-- EXERCISE PROMPT --
Extract all lines that hold "渋沢栄一君" from the records below.

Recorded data

<<<<

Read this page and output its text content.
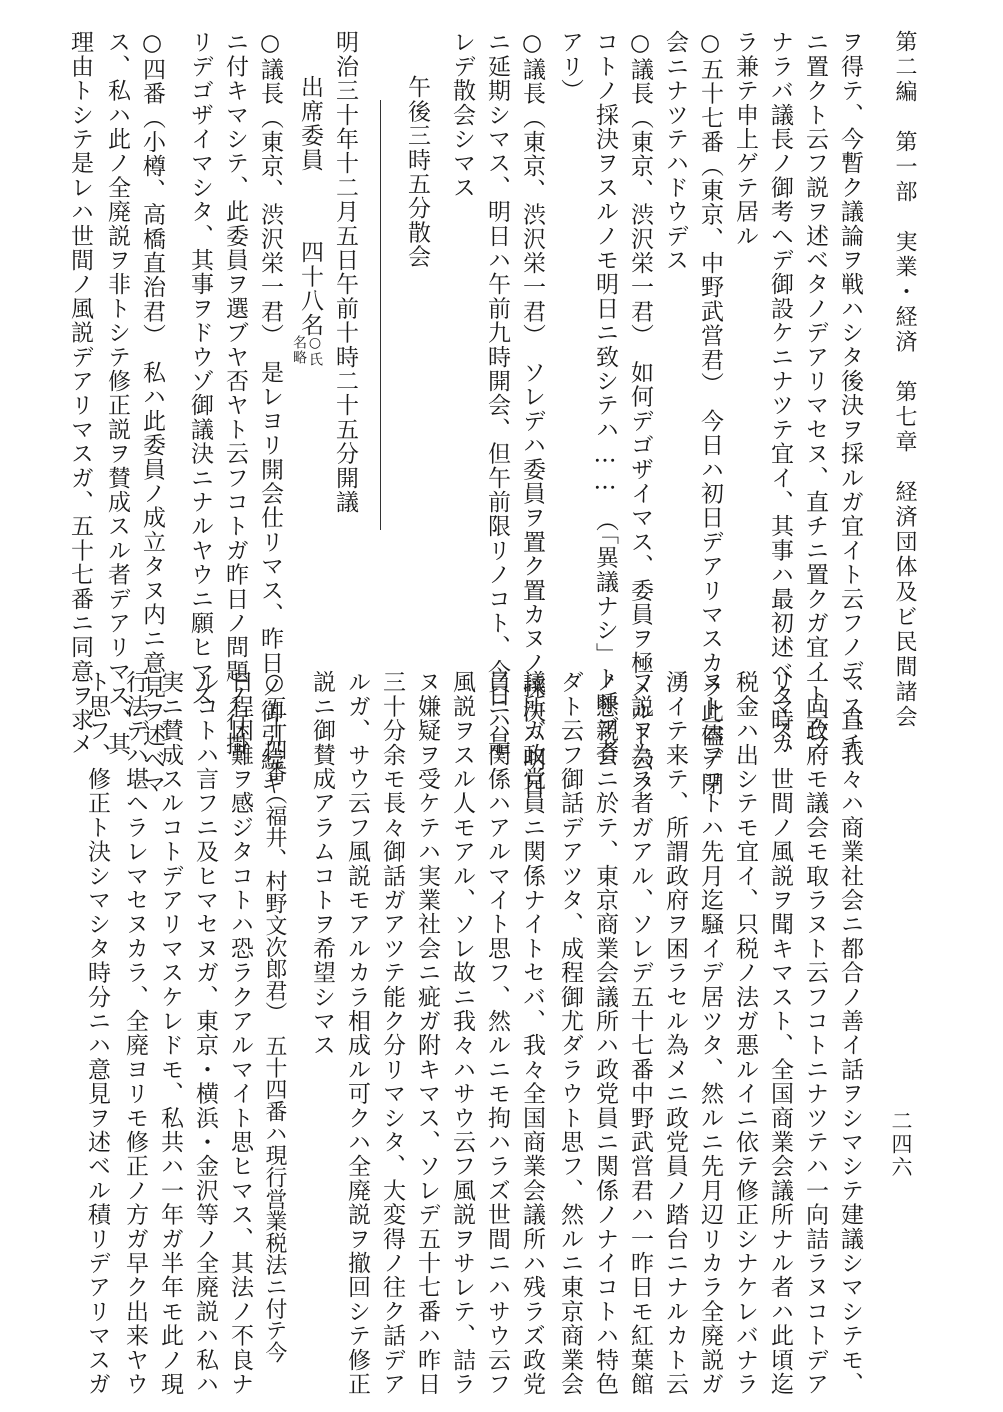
第二編　第一部　実業・経済　第七章　経済団体及ビ民間諸会
二四六
ヲ得テ、今暫ク議論ヲ戦ハシタ後決ヲ採ルガ宜イト云フノデ、直チ
ニ置クト云フ説ヲ述ベタノデアリマセヌ、直チニ置クガ宜イト云フ
ナラバ議長ノ御考ヘデ御設ケニナツテ宜イ、其事ハ最初述ベタ時カ
ラ兼テ申上ゲテ居ル
○五十七番（東京、中野武営君）　今日ハ初日デアリマスカラ此儘デ閉
会ニナツテハドウデス
○議長（東京、渋沢栄一君）　如何デゴザイマス、委員ヲ極メルト云フ
コトノ採決ヲスルノモ明日ニ致シテハ……　（「異議ナシ」ト呼ブ者
アリ）
○議長（東京、渋沢栄一君）　ソレデハ委員ヲ置ク置カヌノ採決ハ明日
ニ延期シマス、明日ハ午前九時開会、但午前限リノコト、今日ハ是
レデ散会シマス
午後三時五分散会
明治三十年十二月五日午前十時二十五分開議
出席委員
四十八名
○氏
名略
○議長（東京、渋沢栄一君）　是レヨリ開会仕リマス、昨日ノ御引続キ
ニ付キマシテ、此委員ヲ選ブヤ否ヤト云フコトガ昨日ノ問題ノ行掛
リデゴザイマシタ、其事ヲドウゾ御議決ニナルヤウニ願ヒマス
○四番（小樽、高橋直治君）　私ハ此委員ノ成立タヌ内ニ意見ヲ述ベマ
ス、私ハ此ノ全廃説ヲ非トシテ修正説ヲ賛成スル者デアリマス、其
理由トシテ是レハ世間ノ風説デアリマスガ、五十七番ニ同意ヲ求メ
マス、我々ハ商業社会ニ都合ノ善イ話ヲシマシテ建議シマシテモ、
一向政府モ議会モ取ラヌト云フコトニナツテハ一向詰ラヌコトデア
リマス、世間ノ風説ヲ聞キマスト、全国商業会議所ナル者ハ此頃迄
税金ハ出シテモ宜イ、只税ノ法ガ悪ルイニ依テ修正シナケレバナラ
ヌト云フコトハ先月迄騒イデ居ツタ、然ルニ先月辺リカラ全廃説ガ
湧イテ来テ、所謂政府ヲ困ラセル為メニ政党員ノ踏台ニナルカト云
フ説ヲ為ス者ガアル、ソレデ五十七番中野武営君ハ一昨日モ紅葉館
ノ懇親会ニ於テ、東京商業会議所ハ政党員ニ関係ノナイコトハ特色
ダト云フ御話デアツタ、成程御尤ダラウト思フ、然ルニ東京商業会
議所ガ政党員ニ関係ナイトセバ、我々全国商業会議所ハ残ラズ政党
員ニハ関係ハアルマイト思フ、然ルニモ拘ハラズ世間ニハサウ云フ
風説ヲスル人モアル、ソレ故ニ我々ハサウ云フ風説ヲサレテ、詰ラ
ヌ嫌疑ヲ受ケテハ実業社会ニ疵ガ附キマス、ソレデ五十七番ハ昨日
三十分余モ長々御話ガアツテ能ク分リマシタ、大変得ノ往ク話デア
ルガ、サウ云フ風説モアルカラ相成ル可クハ全廃説ヲ撤回シテ修正
説ニ御賛成アラムコトヲ希望シマス
○五十四番（福井、村野文次郎君）　五十四番ハ現行営業税法ニ付テ今
日程困難ヲ感ジタコトハ恐ラクアルマイト思ヒマス、其法ノ不良ナ
ルコトハ言フニ及ヒマセヌガ、東京・横浜・金沢等ノ全廃説ハ私ハ
実ニ賛成スルコトデアリマスケレドモ、私共ハ一年ガ半年モ此ノ現
行法デハ堪ヘラレマセヌカラ、全廃ヨリモ修正ノ方ガ早ク出来ヤウ
ト思フ、修正ト決シマシタ時分ニハ意見ヲ述ベル積リデアリマスガ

>>>>

-- SOLUTION TO THE EXERCISE --
○議長（東京、渋沢栄一君）　如何デゴザイマス、委員ヲ極メルト云フ
○議長（東京、渋沢栄一君）　ソレデハ委員ヲ置ク置カヌノ採決ハ明日
○議長（東京、渋沢栄一君）　是レヨリ開会仕リマス、昨日ノ御引続キ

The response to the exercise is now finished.